# What is expected
Reproduce each of the lines word for word.

= = = = =

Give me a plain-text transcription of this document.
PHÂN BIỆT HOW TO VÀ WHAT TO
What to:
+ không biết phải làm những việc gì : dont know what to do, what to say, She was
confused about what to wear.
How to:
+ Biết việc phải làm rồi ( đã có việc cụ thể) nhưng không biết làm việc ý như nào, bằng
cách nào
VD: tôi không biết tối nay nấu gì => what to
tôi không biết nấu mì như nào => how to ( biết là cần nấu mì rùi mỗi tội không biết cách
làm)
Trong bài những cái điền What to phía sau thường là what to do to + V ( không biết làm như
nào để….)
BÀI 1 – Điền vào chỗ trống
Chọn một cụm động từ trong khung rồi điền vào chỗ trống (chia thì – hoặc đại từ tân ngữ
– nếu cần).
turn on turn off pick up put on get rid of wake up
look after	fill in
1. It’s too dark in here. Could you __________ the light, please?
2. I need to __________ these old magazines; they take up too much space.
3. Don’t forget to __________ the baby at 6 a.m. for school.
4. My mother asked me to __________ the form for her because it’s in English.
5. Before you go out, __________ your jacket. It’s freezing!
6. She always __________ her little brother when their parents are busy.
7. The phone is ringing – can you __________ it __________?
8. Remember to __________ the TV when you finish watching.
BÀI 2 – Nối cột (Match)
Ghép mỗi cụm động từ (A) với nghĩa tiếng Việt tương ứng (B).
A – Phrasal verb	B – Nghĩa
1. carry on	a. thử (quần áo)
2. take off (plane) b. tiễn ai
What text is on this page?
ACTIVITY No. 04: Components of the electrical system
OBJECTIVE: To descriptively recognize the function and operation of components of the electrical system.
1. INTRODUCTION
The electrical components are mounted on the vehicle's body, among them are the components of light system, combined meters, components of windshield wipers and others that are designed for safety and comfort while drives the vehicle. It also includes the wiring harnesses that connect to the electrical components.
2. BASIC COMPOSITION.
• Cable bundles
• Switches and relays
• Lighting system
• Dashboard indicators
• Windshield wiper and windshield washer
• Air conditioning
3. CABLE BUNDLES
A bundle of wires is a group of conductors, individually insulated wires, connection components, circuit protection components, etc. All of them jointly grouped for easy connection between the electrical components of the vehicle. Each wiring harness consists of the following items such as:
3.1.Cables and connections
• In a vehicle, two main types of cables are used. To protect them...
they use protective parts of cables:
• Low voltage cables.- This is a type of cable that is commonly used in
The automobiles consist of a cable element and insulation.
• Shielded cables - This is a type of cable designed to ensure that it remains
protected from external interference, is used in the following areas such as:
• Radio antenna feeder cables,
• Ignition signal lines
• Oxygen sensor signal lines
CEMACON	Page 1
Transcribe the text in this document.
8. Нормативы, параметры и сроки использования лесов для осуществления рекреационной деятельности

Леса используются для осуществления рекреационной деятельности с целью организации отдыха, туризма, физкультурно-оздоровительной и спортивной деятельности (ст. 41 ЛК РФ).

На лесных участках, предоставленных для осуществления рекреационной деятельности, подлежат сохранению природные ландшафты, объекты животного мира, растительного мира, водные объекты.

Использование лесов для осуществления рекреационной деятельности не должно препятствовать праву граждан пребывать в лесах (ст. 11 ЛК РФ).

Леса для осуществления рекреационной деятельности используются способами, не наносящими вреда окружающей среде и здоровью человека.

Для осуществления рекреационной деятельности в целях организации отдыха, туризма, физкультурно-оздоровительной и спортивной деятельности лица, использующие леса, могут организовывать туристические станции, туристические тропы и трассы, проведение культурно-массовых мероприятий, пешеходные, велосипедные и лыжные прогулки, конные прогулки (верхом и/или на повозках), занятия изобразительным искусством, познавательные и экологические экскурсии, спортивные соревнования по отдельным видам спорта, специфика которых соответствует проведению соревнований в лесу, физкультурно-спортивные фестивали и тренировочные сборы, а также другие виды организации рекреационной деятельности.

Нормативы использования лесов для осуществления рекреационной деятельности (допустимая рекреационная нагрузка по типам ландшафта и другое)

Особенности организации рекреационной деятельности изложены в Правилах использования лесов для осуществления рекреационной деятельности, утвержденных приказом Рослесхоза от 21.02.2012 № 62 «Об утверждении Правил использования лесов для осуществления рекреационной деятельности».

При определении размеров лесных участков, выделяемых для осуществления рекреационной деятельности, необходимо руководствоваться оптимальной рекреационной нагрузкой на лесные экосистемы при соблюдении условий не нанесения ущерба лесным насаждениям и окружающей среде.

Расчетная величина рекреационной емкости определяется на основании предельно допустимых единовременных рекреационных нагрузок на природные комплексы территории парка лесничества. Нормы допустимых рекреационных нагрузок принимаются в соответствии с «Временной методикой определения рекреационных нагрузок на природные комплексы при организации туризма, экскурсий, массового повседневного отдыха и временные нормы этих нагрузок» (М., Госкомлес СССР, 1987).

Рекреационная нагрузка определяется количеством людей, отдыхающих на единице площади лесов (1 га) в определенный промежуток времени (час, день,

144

= = = = =

# The output
Give me a plain-text transcription of this document.
PHÂN BIỆT HOW TO VÀ WHAT TO
What to:
+ không biết phải làm những việc gì : dont know what to do, what to say, She was
confused about what to wear.
How to:
+ Biết việc phải làm rồi ( đã có việc cụ thể) nhưng không biết làm việc ý như nào, bằng
cách nào
VD: tôi không biết tối nay nấu gì => what to
tôi không biết nấu mì như nào => how to ( biết là cần nấu mì rùi mỗi tội không biết cách
làm)
Trong bài những cái điền What to phía sau thường là what to do to + V ( không biết làm như
nào để….)
BÀI 1 – Điền vào chỗ trống
Chọn một cụm động từ trong khung rồi điền vào chỗ trống (chia thì – hoặc đại từ tân ngữ
– nếu cần).
turn on turn off pick up put on get rid of wake up
look after	fill in
1. It’s too dark in here. Could you __________ the light, please?
2. I need to __________ these old magazines; they take up too much space.
3. Don’t forget to __________ the baby at 6 a.m. for school.
4. My mother asked me to __________ the form for her because it’s in English.
5. Before you go out, __________ your jacket. It’s freezing!
6. She always __________ her little brother when their parents are busy.
7. The phone is ringing – can you __________ it __________?
8. Remember to __________ the TV when you finish watching.
BÀI 2 – Nối cột (Match)
Ghép mỗi cụm động từ (A) với nghĩa tiếng Việt tương ứng (B).
A – Phrasal verb	B – Nghĩa
1. carry on	a. thử (quần áo)
2. take off (plane) b. tiễn ai
What text is on this page?
ACTIVITY No. 04: Components of the electrical system
OBJECTIVE: To descriptively recognize the function and operation of components of the electrical system.
1. INTRODUCTION
The electrical components are mounted on the vehicle's body, among them are the components of light system, combined meters, components of windshield wipers and others that are designed for safety and comfort while drives the vehicle. It also includes the wiring harnesses that connect to the electrical components.
2. BASIC COMPOSITION.
• Cable bundles
• Switches and relays
• Lighting system
• Dashboard indicators
• Windshield wiper and windshield washer
• Air conditioning
3. CABLE BUNDLES
A bundle of wires is a group of conductors, individually insulated wires, connection components, circuit protection components, etc. All of them jointly grouped for easy connection between the electrical components of the vehicle. Each wiring harness consists of the following items such as:
3.1.Cables and connections
• In a vehicle, two main types of cables are used. To protect them...
they use protective parts of cables:
• Low voltage cables.- This is a type of cable that is commonly used in
The automobiles consist of a cable element and insulation.
• Shielded cables - This is a type of cable designed to ensure that it remains
protected from external interference, is used in the following areas such as:
• Radio antenna feeder cables,
• Ignition signal lines
• Oxygen sensor signal lines
CEMACON	Page 1
Transcribe the text in this document.
8. Нормативы, параметры и сроки использования лесов для осуществления рекреационной деятельности

Леса используются для осуществления рекреационной деятельности с целью организации отдыха, туризма, физкультурно-оздоровительной и спортивной деятельности (ст. 41 ЛК РФ).

На лесных участках, предоставленных для осуществления рекреационной деятельности, подлежат сохранению природные ландшафты, объекты животного мира, растительного мира, водные объекты.

Использование лесов для осуществления рекреационной деятельности не должно препятствовать праву граждан пребывать в лесах (ст. 11 ЛК РФ).

Леса для осуществления рекреационной деятельности используются способами, не наносящими вреда окружающей среде и здоровью человека.

Для осуществления рекреационной деятельности в целях организации отдыха, туризма, физкультурно-оздоровительной и спортивной деятельности лица, использующие леса, могут организовывать туристические станции, туристические тропы и трассы, проведение культурно-массовых мероприятий, пешеходные, велосипедные и лыжные прогулки, конные прогулки (верхом и/или на повозках), занятия изобразительным искусством, познавательные и экологические экскурсии, спортивные соревнования по отдельным видам спорта, специфика которых соответствует проведению соревнований в лесу, физкультурно-спортивные фестивали и тренировочные сборы, а также другие виды организации рекреационной деятельности.

Нормативы использования лесов для осуществления рекреационной деятельности (допустимая рекреационная нагрузка по типам ландшафта и другое)

Особенности организации рекреационной деятельности изложены в Правилах использования лесов для осуществления рекреационной деятельности, утвержденных приказом Рослесхоза от 21.02.2012 № 62 «Об утверждении Правил использования лесов для осуществления рекреационной деятельности».

При определении размеров лесных участков, выделяемых для осуществления рекреационной деятельности, необходимо руководствоваться оптимальной рекреационной нагрузкой на лесные экосистемы при соблюдении условий не нанесения ущерба лесным насаждениям и окружающей среде.

Расчетная величина рекреационной емкости определяется на основании предельно допустимых единовременных рекреационных нагрузок на природные комплексы территории парка лесничества. Нормы допустимых рекреационных нагрузок принимаются в соответствии с «Временной методикой определения рекреационных нагрузок на природные комплексы при организации туризма, экскурсий, массового повседневного отдыха и временные нормы этих нагрузок» (М., Госкомлес СССР, 1987).

Рекреационная нагрузка определяется количеством людей, отдыхающих на единице площади лесов (1 га) в определенный промежуток времени (час, день,

144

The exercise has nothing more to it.